TASK TO COMPLETE: Copy each line of the data below exactly, leaving out pictures.

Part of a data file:

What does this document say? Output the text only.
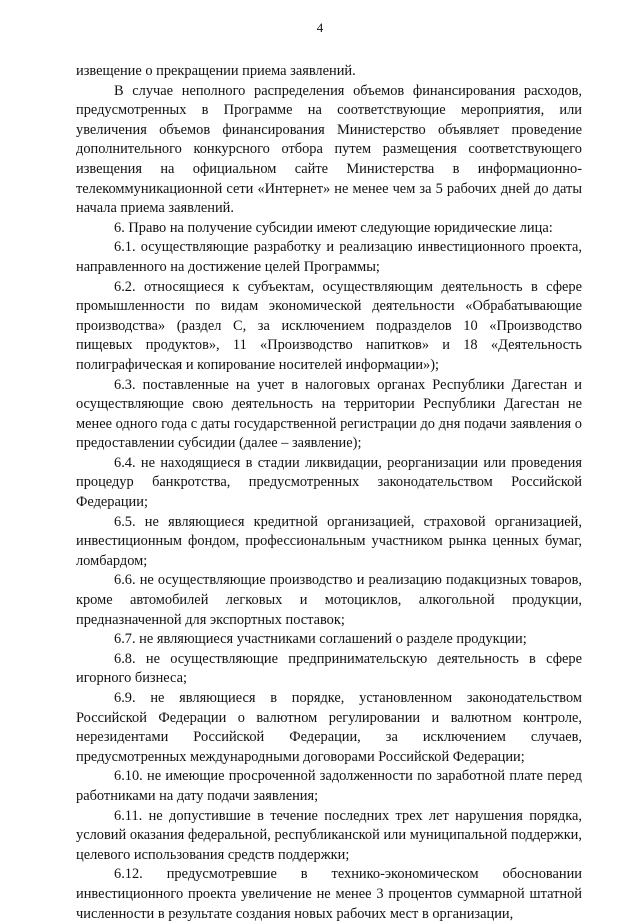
4

извещение о прекращении приема заявлений.

В случае неполного распределения объемов финансирования расходов, предусмотренных в Программе на соответствующие мероприятия, или увеличения объемов финансирования Министерство объявляет проведение дополнительного конкурсного отбора путем размещения соответствующего извещения на официальном сайте Министерства в информационно-телекоммуникационной сети «Интернет» не менее чем за 5 рабочих дней до даты начала приема заявлений.

6. Право на получение субсидии имеют следующие юридические лица:

6.1. осуществляющие разработку и реализацию инвестиционного проекта, направленного на достижение целей Программы;

6.2. относящиеся к субъектам, осуществляющим деятельность в сфере промышленности по видам экономической деятельности «Обрабатывающие производства» (раздел С, за исключением подразделов 10 «Производство пищевых продуктов», 11 «Производство напитков» и 18 «Деятельность полиграфическая и копирование носителей информации»);

6.3. поставленные на учет в налоговых органах Республики Дагестан и осуществляющие свою деятельность на территории Республики Дагестан не менее одного года с даты государственной регистрации до дня подачи заявления о предоставлении субсидии (далее – заявление);

6.4. не находящиеся в стадии ликвидации, реорганизации или проведения процедур банкротства, предусмотренных законодательством Российской Федерации;

6.5. не являющиеся кредитной организацией, страховой организацией, инвестиционным фондом, профессиональным участником рынка ценных бумаг, ломбардом;

6.6. не осуществляющие производство и реализацию подакцизных товаров, кроме автомобилей легковых и мотоциклов, алкогольной продукции, предназначенной для экспортных поставок;

6.7. не являющиеся участниками соглашений о разделе продукции;

6.8. не осуществляющие предпринимательскую деятельность в сфере игорного бизнеса;

6.9. не являющиеся в порядке, установленном законодательством Российской Федерации о валютном регулировании и валютном контроле, нерезидентами Российской Федерации, за исключением случаев, предусмотренных международными договорами Российской Федерации;

6.10. не имеющие просроченной задолженности по заработной плате перед работниками на дату подачи заявления;

6.11. не допустившие в течение последних трех лет нарушения порядка, условий оказания федеральной, республиканской или муниципальной поддержки, целевого использования средств поддержки;

6.12. предусмотревшие в технико-экономическом обосновании инвестиционного проекта увеличение не менее 3 процентов суммарной штатной численности в результате создания новых рабочих мест в организации,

CORRECT RESPONSE:
What does this document say? Output the text only.
4

извещение о прекращении приема заявлений.

В случае неполного распределения объемов финансирования расходов, предусмотренных в Программе на соответствующие мероприятия, или увеличения объемов финансирования Министерство объявляет проведение дополнительного конкурсного отбора путем размещения соответствующего извещения на официальном сайте Министерства в информационно-телекоммуникационной сети «Интернет» не менее чем за 5 рабочих дней до даты начала приема заявлений.

6. Право на получение субсидии имеют следующие юридические лица:

6.1. осуществляющие разработку и реализацию инвестиционного проекта, направленного на достижение целей Программы;

6.2. относящиеся к субъектам, осуществляющим деятельность в сфере промышленности по видам экономической деятельности «Обрабатывающие производства» (раздел С, за исключением подразделов 10 «Производство пищевых продуктов», 11 «Производство напитков» и 18 «Деятельность полиграфическая и копирование носителей информации»);

6.3. поставленные на учет в налоговых органах Республики Дагестан и осуществляющие свою деятельность на территории Республики Дагестан не менее одного года с даты государственной регистрации до дня подачи заявления о предоставлении субсидии (далее – заявление);

6.4. не находящиеся в стадии ликвидации, реорганизации или проведения процедур банкротства, предусмотренных законодательством Российской Федерации;

6.5. не являющиеся кредитной организацией, страховой организацией, инвестиционным фондом, профессиональным участником рынка ценных бумаг, ломбардом;

6.6. не осуществляющие производство и реализацию подакцизных товаров, кроме автомобилей легковых и мотоциклов, алкогольной продукции, предназначенной для экспортных поставок;

6.7. не являющиеся участниками соглашений о разделе продукции;

6.8. не осуществляющие предпринимательскую деятельность в сфере игорного бизнеса;

6.9. не являющиеся в порядке, установленном законодательством Российской Федерации о валютном регулировании и валютном контроле, нерезидентами Российской Федерации, за исключением случаев, предусмотренных международными договорами Российской Федерации;

6.10. не имеющие просроченной задолженности по заработной плате перед работниками на дату подачи заявления;

6.11. не допустившие в течение последних трех лет нарушения порядка, условий оказания федеральной, республиканской или муниципальной поддержки, целевого использования средств поддержки;

6.12. предусмотревшие в технико-экономическом обосновании инвестиционного проекта увеличение не менее 3 процентов суммарной штатной численности в результате создания новых рабочих мест в организации,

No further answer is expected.